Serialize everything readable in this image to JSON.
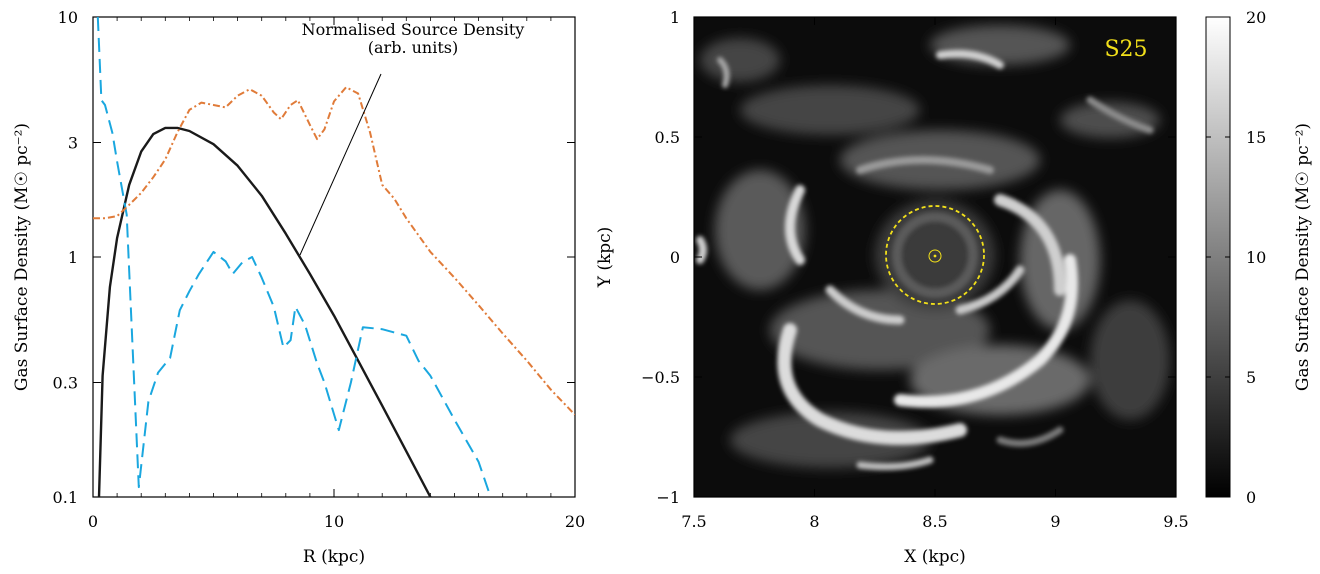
{
  "colors": {
    "source_density": "#1a1a1a",
    "dashed_series": "#1aa7df",
    "dashdot_series": "#e07b39",
    "label_accent": "#f2e01a"
  },
  "chart_data": [
    {
      "type": "line",
      "xlabel": "R (kpc)",
      "ylabel": "Gas Surface Density (M☉ pc⁻²)",
      "xlim": [
        0,
        20
      ],
      "ylim": [
        0.1,
        10
      ],
      "yscale": "log",
      "x_ticks": [
        "0",
        "10",
        "20"
      ],
      "y_ticks": [
        "0.1",
        "0.3",
        "1",
        "3",
        "10"
      ],
      "grid": false,
      "annotation": [
        "Normalised Source Density",
        "(arb. units)"
      ],
      "series": [
        {
          "style": "solid",
          "color": "#1a1a1a",
          "x": [
            0.25,
            0.4,
            0.7,
            1.0,
            1.5,
            2.0,
            2.5,
            3.0,
            3.5,
            4.0,
            5.0,
            6.0,
            7.0,
            8.0,
            9.0,
            10.0,
            11.0,
            12.0,
            13.0,
            14.0
          ],
          "y": [
            0.1,
            0.32,
            0.75,
            1.2,
            2.0,
            2.75,
            3.25,
            3.45,
            3.45,
            3.35,
            2.95,
            2.4,
            1.8,
            1.25,
            0.85,
            0.57,
            0.37,
            0.24,
            0.155,
            0.1
          ]
        },
        {
          "style": "dashed",
          "color": "#1aa7df",
          "x": [
            0.2,
            0.35,
            0.5,
            0.8,
            1.0,
            1.4,
            1.9,
            2.3,
            2.7,
            3.2,
            3.6,
            4.0,
            4.4,
            5.0,
            5.5,
            5.8,
            6.2,
            6.6,
            7.0,
            7.5,
            7.9,
            8.2,
            8.4,
            8.8,
            9.3,
            9.6,
            10.2,
            10.7,
            11.2,
            12.0,
            13.0,
            13.5,
            14.0,
            15.0,
            16.0,
            16.5
          ],
          "y": [
            10.0,
            4.5,
            4.3,
            3.3,
            2.5,
            1.5,
            0.11,
            0.25,
            0.33,
            0.38,
            0.6,
            0.72,
            0.85,
            1.05,
            0.96,
            0.85,
            0.95,
            1.0,
            0.82,
            0.62,
            0.42,
            0.45,
            0.62,
            0.52,
            0.36,
            0.3,
            0.19,
            0.3,
            0.51,
            0.5,
            0.47,
            0.37,
            0.32,
            0.21,
            0.14,
            0.1
          ]
        },
        {
          "style": "dashdot",
          "color": "#e07b39",
          "x": [
            0.0,
            0.5,
            1.0,
            1.5,
            2.0,
            2.5,
            3.0,
            3.5,
            4.0,
            4.5,
            5.0,
            5.5,
            6.0,
            6.5,
            7.0,
            7.5,
            7.8,
            8.2,
            8.5,
            9.0,
            9.3,
            9.6,
            10.0,
            10.5,
            11.0,
            11.5,
            12.0,
            12.5,
            13.0,
            14.0,
            15.0,
            16.0,
            17.0,
            18.0,
            19.0,
            20.0
          ],
          "y": [
            1.45,
            1.45,
            1.48,
            1.65,
            1.85,
            2.15,
            2.55,
            3.3,
            4.1,
            4.4,
            4.3,
            4.2,
            4.7,
            5.0,
            4.7,
            4.0,
            3.75,
            4.3,
            4.5,
            3.55,
            3.1,
            3.4,
            4.45,
            5.1,
            4.8,
            3.3,
            2.0,
            1.75,
            1.45,
            1.05,
            0.82,
            0.63,
            0.48,
            0.37,
            0.28,
            0.22
          ]
        }
      ]
    },
    {
      "type": "heatmap",
      "label": "S25",
      "xlabel": "X (kpc)",
      "ylabel": "Y (kpc)",
      "xlim": [
        7.5,
        9.5
      ],
      "ylim": [
        -1,
        1
      ],
      "x_ticks": [
        "7.5",
        "8",
        "8.5",
        "9",
        "9.5"
      ],
      "y_ticks": [
        "−1",
        "−0.5",
        "0",
        "0.5",
        "1"
      ],
      "colormap": "greyscale",
      "colorbar": {
        "label": "Gas Surface Density (M☉ pc⁻²)",
        "range": [
          0,
          20
        ],
        "ticks": [
          "0",
          "5",
          "10",
          "15",
          "20"
        ]
      },
      "marker_center": [
        8.5,
        0
      ],
      "marker_ring_radius_kpc": 0.2
    }
  ]
}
- - - -
Problem to work on → Return the entries unchanged, save for the pictures, which do not belong in the copy.

Full answer →
Serialize everything readable in this image to JSON.
{
  "colors": {
    "source_density": "#1a1a1a",
    "dashed_series": "#1aa7df",
    "dashdot_series": "#e07b39",
    "label_accent": "#f2e01a"
  },
  "chart_data": [
    {
      "type": "line",
      "xlabel": "R (kpc)",
      "ylabel": "Gas Surface Density (M☉ pc⁻²)",
      "xlim": [
        0,
        20
      ],
      "ylim": [
        0.1,
        10
      ],
      "yscale": "log",
      "x_ticks": [
        "0",
        "10",
        "20"
      ],
      "y_ticks": [
        "0.1",
        "0.3",
        "1",
        "3",
        "10"
      ],
      "grid": false,
      "annotation": [
        "Normalised Source Density",
        "(arb. units)"
      ],
      "series": [
        {
          "style": "solid",
          "color": "#1a1a1a",
          "x": [
            0.25,
            0.4,
            0.7,
            1.0,
            1.5,
            2.0,
            2.5,
            3.0,
            3.5,
            4.0,
            5.0,
            6.0,
            7.0,
            8.0,
            9.0,
            10.0,
            11.0,
            12.0,
            13.0,
            14.0
          ],
          "y": [
            0.1,
            0.32,
            0.75,
            1.2,
            2.0,
            2.75,
            3.25,
            3.45,
            3.45,
            3.35,
            2.95,
            2.4,
            1.8,
            1.25,
            0.85,
            0.57,
            0.37,
            0.24,
            0.155,
            0.1
          ]
        },
        {
          "style": "dashed",
          "color": "#1aa7df",
          "x": [
            0.2,
            0.35,
            0.5,
            0.8,
            1.0,
            1.4,
            1.9,
            2.3,
            2.7,
            3.2,
            3.6,
            4.0,
            4.4,
            5.0,
            5.5,
            5.8,
            6.2,
            6.6,
            7.0,
            7.5,
            7.9,
            8.2,
            8.4,
            8.8,
            9.3,
            9.6,
            10.2,
            10.7,
            11.2,
            12.0,
            13.0,
            13.5,
            14.0,
            15.0,
            16.0,
            16.5
          ],
          "y": [
            10.0,
            4.5,
            4.3,
            3.3,
            2.5,
            1.5,
            0.11,
            0.25,
            0.33,
            0.38,
            0.6,
            0.72,
            0.85,
            1.05,
            0.96,
            0.85,
            0.95,
            1.0,
            0.82,
            0.62,
            0.42,
            0.45,
            0.62,
            0.52,
            0.36,
            0.3,
            0.19,
            0.3,
            0.51,
            0.5,
            0.47,
            0.37,
            0.32,
            0.21,
            0.14,
            0.1
          ]
        },
        {
          "style": "dashdot",
          "color": "#e07b39",
          "x": [
            0.0,
            0.5,
            1.0,
            1.5,
            2.0,
            2.5,
            3.0,
            3.5,
            4.0,
            4.5,
            5.0,
            5.5,
            6.0,
            6.5,
            7.0,
            7.5,
            7.8,
            8.2,
            8.5,
            9.0,
            9.3,
            9.6,
            10.0,
            10.5,
            11.0,
            11.5,
            12.0,
            12.5,
            13.0,
            14.0,
            15.0,
            16.0,
            17.0,
            18.0,
            19.0,
            20.0
          ],
          "y": [
            1.45,
            1.45,
            1.48,
            1.65,
            1.85,
            2.15,
            2.55,
            3.3,
            4.1,
            4.4,
            4.3,
            4.2,
            4.7,
            5.0,
            4.7,
            4.0,
            3.75,
            4.3,
            4.5,
            3.55,
            3.1,
            3.4,
            4.45,
            5.1,
            4.8,
            3.3,
            2.0,
            1.75,
            1.45,
            1.05,
            0.82,
            0.63,
            0.48,
            0.37,
            0.28,
            0.22
          ]
        }
      ]
    },
    {
      "type": "heatmap",
      "label": "S25",
      "xlabel": "X (kpc)",
      "ylabel": "Y (kpc)",
      "xlim": [
        7.5,
        9.5
      ],
      "ylim": [
        -1,
        1
      ],
      "x_ticks": [
        "7.5",
        "8",
        "8.5",
        "9",
        "9.5"
      ],
      "y_ticks": [
        "−1",
        "−0.5",
        "0",
        "0.5",
        "1"
      ],
      "colormap": "greyscale",
      "colorbar": {
        "label": "Gas Surface Density (M☉ pc⁻²)",
        "range": [
          0,
          20
        ],
        "ticks": [
          "0",
          "5",
          "10",
          "15",
          "20"
        ]
      },
      "marker_center": [
        8.5,
        0
      ],
      "marker_ring_radius_kpc": 0.2
    }
  ]
}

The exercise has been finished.